## DESCRIPTION OF THE TASK
Skip every picture and transcribe the remaining material exactly.

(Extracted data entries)
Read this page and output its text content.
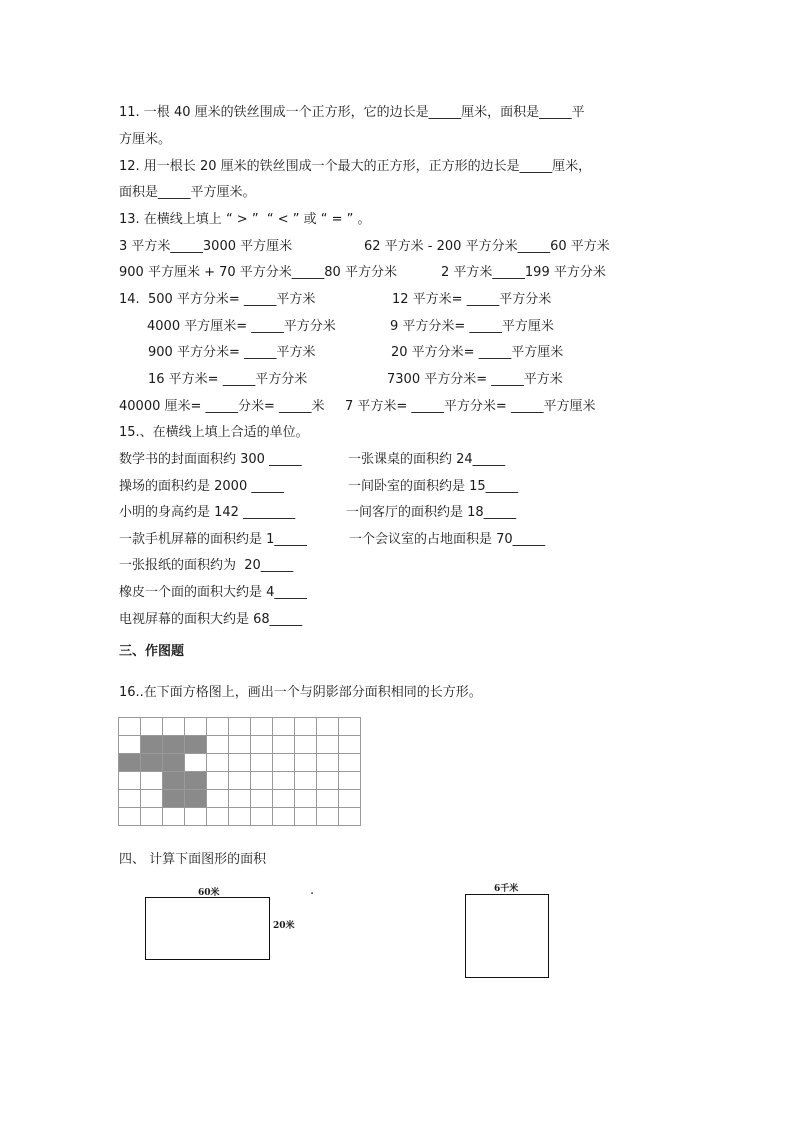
11. 一根 40 厘米的铁丝围成一个正方形，它的边长是_____厘米，面积是_____平
方厘米。
12. 用一根长 20 厘米的铁丝围成一个最大的正方形，正方形的边长是_____厘米，
面积是_____平方厘米。
13. 在横线上填上 “ > ”  “ < ” 或 “ = ” 。
3 平方米_____3000 平方厘米	62 平方米 - 200 平方分米_____60 平方米
900 平方厘米 + 70 平方分米_____80 平方分米	2 平方米_____199 平方分米
14.  500 平方分米= _____平方米	12 平方米= _____平方分米
4000 平方厘米= _____平方分米	9 平方分米= _____平方厘米
900 平方分米= _____平方米	20 平方分米= _____平方厘米
16 平方米= _____平方分米	7300 平方分米= _____平方米
40000 厘米= _____分米= _____米 7 平方米= _____平方分米= _____平方厘米
15.、在横线上填上合适的单位。
数学书的封面面积约 300 _____	一张课桌的面积约 24_____
操场的面积约是 2000 _____	一间卧室的面积约是 15_____
小明的身高约是 142 ________	一间客厅的面积约是 18_____
一款手机屏幕的面积约是 1_____	一个会议室的占地面积是 70_____
一张报纸的面积约为  20_____
橡皮一个面的面积大约是 4_____
电视屏幕的面积大约是 68_____
三、作图题
16..在下面方格图上，画出一个与阴影部分面积相同的长方形。

四、 计算下面图形的面积
60米
20米
.	6千米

## RESULT OF THE EXERCISE
Read this page and output its text content.
11. 一根 40 厘米的铁丝围成一个正方形，它的边长是_____厘米，面积是_____平
方厘米。
12. 用一根长 20 厘米的铁丝围成一个最大的正方形，正方形的边长是_____厘米，
面积是_____平方厘米。
13. 在横线上填上 “ > ”  “ < ” 或 “ = ” 。
3 平方米_____3000 平方厘米	62 平方米 - 200 平方分米_____60 平方米
900 平方厘米 + 70 平方分米_____80 平方分米	2 平方米_____199 平方分米
14.  500 平方分米= _____平方米	12 平方米= _____平方分米
4000 平方厘米= _____平方分米	9 平方分米= _____平方厘米
900 平方分米= _____平方米	20 平方分米= _____平方厘米
16 平方米= _____平方分米	7300 平方分米= _____平方米
40000 厘米= _____分米= _____米 7 平方米= _____平方分米= _____平方厘米
15.、在横线上填上合适的单位。
数学书的封面面积约 300 _____	一张课桌的面积约 24_____
操场的面积约是 2000 _____	一间卧室的面积约是 15_____
小明的身高约是 142 ________	一间客厅的面积约是 18_____
一款手机屏幕的面积约是 1_____	一个会议室的占地面积是 70_____
一张报纸的面积约为  20_____
橡皮一个面的面积大约是 4_____
电视屏幕的面积大约是 68_____
三、作图题
16..在下面方格图上，画出一个与阴影部分面积相同的长方形。

四、 计算下面图形的面积
60米
20米
.	6千米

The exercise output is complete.